AIM: Answer with nothing but the number of lines that include the word "hours".

[Dataset entries]
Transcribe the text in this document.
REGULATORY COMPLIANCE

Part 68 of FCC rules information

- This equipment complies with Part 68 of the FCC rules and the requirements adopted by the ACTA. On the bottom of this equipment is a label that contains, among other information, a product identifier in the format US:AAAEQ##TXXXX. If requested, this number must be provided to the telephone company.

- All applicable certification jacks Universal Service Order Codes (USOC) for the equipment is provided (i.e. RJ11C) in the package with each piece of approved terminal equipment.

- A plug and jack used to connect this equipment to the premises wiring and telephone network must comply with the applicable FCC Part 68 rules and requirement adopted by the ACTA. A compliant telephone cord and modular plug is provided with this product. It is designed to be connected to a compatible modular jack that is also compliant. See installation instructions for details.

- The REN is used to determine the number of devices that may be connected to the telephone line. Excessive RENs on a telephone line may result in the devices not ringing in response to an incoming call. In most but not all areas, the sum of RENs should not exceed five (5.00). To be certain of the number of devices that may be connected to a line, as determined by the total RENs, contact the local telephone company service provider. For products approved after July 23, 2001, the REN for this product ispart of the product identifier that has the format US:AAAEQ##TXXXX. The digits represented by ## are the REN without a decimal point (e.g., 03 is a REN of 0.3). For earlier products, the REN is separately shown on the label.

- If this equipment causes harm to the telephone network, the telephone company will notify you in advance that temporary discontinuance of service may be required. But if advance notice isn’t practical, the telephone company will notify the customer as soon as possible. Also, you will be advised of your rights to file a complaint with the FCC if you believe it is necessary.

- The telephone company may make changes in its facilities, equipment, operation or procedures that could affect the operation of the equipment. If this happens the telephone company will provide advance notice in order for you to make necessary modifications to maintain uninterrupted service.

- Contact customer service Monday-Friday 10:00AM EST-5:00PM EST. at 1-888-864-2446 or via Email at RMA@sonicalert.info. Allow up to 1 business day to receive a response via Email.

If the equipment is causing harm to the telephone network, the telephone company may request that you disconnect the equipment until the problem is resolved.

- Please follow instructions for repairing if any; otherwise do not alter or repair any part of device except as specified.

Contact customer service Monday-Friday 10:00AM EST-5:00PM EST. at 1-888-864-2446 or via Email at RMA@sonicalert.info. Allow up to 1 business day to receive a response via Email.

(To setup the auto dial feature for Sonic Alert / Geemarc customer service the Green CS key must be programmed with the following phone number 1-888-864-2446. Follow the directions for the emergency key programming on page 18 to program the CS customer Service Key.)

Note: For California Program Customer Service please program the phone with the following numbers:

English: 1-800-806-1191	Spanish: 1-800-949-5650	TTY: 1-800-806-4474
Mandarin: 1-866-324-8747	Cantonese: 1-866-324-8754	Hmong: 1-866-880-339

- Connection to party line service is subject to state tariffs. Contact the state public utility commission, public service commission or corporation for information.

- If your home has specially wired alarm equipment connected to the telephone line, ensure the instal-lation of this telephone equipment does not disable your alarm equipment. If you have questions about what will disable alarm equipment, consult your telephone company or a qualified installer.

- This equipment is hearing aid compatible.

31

...

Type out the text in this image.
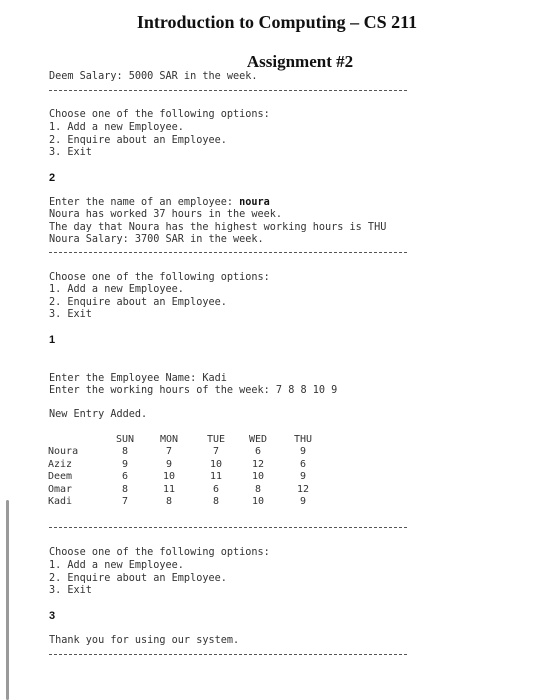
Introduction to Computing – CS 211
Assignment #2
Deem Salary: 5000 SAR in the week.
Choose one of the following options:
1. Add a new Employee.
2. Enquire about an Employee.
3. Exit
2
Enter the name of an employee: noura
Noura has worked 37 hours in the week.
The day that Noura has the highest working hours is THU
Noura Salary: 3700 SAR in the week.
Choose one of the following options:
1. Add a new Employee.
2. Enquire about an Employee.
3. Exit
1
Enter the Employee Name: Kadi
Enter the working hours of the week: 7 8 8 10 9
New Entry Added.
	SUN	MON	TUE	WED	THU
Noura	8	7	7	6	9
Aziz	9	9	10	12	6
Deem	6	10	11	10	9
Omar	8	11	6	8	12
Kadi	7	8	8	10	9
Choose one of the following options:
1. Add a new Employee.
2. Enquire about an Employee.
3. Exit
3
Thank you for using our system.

...

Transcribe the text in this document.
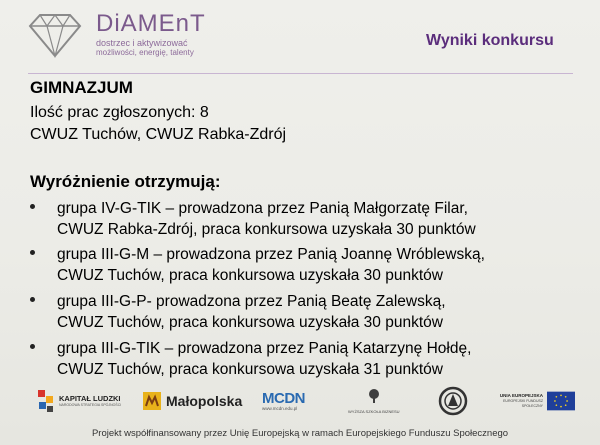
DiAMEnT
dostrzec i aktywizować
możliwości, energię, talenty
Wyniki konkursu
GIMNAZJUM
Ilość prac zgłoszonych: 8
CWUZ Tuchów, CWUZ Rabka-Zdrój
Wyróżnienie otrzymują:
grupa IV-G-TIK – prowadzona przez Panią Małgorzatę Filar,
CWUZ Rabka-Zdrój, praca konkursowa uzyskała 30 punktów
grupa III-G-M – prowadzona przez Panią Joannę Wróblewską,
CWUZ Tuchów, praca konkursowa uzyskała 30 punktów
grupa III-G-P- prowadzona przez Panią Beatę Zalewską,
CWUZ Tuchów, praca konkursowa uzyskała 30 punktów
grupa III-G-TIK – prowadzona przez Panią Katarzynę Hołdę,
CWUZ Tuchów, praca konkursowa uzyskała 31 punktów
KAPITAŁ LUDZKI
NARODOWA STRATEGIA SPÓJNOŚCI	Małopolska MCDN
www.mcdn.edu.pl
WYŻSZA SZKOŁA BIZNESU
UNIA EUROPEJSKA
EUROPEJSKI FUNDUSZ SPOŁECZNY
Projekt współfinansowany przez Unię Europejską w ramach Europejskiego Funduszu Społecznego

TASK RESULT: 3